→ Text passage
================
Here is the final 52 param model that we are using for this project.



Through some experiments I know that once the loss reach around .03 we have a model that can drive in the simulator so we use a custom early termination callback to stop the training!


In [59]:
class CustomEarlyStop(Callback):
    """
    Custom Callback that stops the epoch when val_loss reachs 0.3
    This callback assumes you are logging val loss
    """
    def __init__(self, monitor='val_loss'):
        super(CustomEarlyStop, self).__init__()
        self.monitor = monitor
        
   
    def on_epoch_end(self, epoch, logs=None):
        val_loss = logs.get(self.monitor)
        if val_loss <= 0.039:
            print("\nEarly Stop on Epoch {0} with Val_loss {1}\n".format(epoch,val_loss))
            self.model.stop_training = True

To run the model training below you'll need to download and run the vis tool

Simply do the following:

  1. git clone https://github.com/fchollet/hualos
  2. cd into the directory
  3. run python api.py
  4. visit localhost:9000
  5. run the training below and it'll produce the loss plot you see below!
================
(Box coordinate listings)
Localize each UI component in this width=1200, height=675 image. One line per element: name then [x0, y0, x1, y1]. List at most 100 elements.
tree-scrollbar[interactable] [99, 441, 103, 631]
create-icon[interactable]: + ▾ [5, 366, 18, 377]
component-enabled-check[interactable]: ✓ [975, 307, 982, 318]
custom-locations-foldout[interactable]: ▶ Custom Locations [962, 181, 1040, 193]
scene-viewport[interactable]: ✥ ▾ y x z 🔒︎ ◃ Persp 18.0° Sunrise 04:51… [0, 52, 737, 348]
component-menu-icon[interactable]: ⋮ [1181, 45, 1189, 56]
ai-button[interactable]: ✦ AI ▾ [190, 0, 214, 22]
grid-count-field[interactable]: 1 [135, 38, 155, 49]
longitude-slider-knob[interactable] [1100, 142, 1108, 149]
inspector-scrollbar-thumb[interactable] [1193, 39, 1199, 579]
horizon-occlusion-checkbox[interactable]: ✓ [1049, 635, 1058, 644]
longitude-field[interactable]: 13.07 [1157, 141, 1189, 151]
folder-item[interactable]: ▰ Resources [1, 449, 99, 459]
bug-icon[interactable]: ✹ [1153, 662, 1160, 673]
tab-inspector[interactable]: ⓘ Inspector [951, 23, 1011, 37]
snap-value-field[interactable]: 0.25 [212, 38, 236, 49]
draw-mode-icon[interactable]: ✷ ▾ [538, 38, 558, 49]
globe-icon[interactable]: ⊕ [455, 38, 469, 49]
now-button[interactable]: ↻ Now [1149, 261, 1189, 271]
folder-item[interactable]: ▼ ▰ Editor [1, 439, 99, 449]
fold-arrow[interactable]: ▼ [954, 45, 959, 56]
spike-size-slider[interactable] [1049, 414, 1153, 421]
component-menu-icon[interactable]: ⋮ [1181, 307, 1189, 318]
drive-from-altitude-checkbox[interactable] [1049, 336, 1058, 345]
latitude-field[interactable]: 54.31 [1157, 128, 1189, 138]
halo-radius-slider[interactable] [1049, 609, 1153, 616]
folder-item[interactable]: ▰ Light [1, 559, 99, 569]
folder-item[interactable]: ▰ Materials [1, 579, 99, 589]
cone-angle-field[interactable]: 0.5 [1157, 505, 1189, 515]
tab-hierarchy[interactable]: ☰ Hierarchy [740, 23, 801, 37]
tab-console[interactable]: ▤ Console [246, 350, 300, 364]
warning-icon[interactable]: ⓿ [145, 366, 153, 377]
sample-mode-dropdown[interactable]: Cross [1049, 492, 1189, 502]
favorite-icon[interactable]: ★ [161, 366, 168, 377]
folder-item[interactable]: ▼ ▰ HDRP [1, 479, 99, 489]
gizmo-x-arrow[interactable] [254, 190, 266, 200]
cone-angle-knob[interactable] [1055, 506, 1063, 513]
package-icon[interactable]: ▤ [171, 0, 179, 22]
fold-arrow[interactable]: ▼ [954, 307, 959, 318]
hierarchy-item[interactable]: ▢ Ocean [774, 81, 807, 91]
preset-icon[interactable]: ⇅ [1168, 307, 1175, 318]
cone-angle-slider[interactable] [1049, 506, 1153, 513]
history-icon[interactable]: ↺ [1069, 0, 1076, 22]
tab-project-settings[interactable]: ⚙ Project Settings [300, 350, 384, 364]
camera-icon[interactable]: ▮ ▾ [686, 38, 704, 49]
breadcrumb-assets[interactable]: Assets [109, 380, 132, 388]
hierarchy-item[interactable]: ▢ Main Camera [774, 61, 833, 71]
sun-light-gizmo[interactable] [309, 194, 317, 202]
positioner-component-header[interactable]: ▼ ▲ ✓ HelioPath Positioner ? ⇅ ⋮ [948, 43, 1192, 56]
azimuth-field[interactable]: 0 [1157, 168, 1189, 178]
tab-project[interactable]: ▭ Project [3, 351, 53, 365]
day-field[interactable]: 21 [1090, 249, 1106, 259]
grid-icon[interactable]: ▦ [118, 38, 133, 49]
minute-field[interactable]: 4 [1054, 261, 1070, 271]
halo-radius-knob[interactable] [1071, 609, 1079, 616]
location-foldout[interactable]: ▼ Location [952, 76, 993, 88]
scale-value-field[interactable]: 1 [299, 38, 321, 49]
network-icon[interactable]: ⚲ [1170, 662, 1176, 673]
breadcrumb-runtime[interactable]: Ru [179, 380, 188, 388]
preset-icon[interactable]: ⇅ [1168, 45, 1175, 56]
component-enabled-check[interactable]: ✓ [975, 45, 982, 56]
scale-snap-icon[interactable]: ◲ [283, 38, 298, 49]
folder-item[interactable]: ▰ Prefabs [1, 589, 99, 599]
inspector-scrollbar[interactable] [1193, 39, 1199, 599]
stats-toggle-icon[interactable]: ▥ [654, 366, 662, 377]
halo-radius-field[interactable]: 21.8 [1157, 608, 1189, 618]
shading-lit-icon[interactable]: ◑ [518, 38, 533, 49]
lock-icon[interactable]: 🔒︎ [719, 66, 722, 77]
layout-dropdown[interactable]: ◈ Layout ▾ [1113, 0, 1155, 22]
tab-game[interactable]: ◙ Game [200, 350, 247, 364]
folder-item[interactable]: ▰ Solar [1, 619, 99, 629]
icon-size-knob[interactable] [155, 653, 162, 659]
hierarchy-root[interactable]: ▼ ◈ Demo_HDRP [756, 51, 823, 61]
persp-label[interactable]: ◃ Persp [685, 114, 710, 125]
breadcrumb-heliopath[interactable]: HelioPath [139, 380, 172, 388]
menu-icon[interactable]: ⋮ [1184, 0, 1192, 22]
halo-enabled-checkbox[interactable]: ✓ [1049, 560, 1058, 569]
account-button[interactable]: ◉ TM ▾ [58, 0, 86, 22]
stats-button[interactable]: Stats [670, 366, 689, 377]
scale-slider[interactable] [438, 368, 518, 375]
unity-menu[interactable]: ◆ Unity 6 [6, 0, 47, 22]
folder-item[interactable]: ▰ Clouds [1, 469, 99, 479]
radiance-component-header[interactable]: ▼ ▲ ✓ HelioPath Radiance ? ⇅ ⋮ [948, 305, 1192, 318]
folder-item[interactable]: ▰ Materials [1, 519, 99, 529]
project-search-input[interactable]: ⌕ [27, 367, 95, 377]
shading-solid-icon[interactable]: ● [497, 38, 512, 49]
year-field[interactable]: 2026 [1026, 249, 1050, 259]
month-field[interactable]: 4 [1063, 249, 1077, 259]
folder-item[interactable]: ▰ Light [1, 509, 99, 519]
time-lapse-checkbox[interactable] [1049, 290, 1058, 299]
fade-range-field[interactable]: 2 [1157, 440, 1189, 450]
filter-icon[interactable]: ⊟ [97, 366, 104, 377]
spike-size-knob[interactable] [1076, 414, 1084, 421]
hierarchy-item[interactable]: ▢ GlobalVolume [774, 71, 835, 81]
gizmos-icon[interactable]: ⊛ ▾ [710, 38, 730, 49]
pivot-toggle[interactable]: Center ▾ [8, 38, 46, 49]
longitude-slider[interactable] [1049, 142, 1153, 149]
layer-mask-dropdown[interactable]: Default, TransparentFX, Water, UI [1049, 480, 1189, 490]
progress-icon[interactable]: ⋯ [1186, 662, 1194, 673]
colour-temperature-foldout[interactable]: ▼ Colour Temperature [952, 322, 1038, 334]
================
→ Goals
A – Answer these questions from the early-stopping notes.
(i) How many parameters does the final model have?
(ii) What is the name of the custom callback class?
(iii) Which address do you visit after running api.py?
B – Please transcribe the early-stopping notes between "self.model.stop_training = True" and "you see below!", inclusive.

→ Results by task
A –
(i) 52
(ii) CustomEarlyStop
(iii) localhost:9000

B –
self.model.stop_training = True

To run the model training below you'll need to download and run the vis tool

Simply do the following:

  1. git clone https://github.com/fchollet/hualos
  2. cd into the directory
  3. run python api.py
  4. visit localhost:9000
  5. run the training below and it'll produce the loss plot you see below!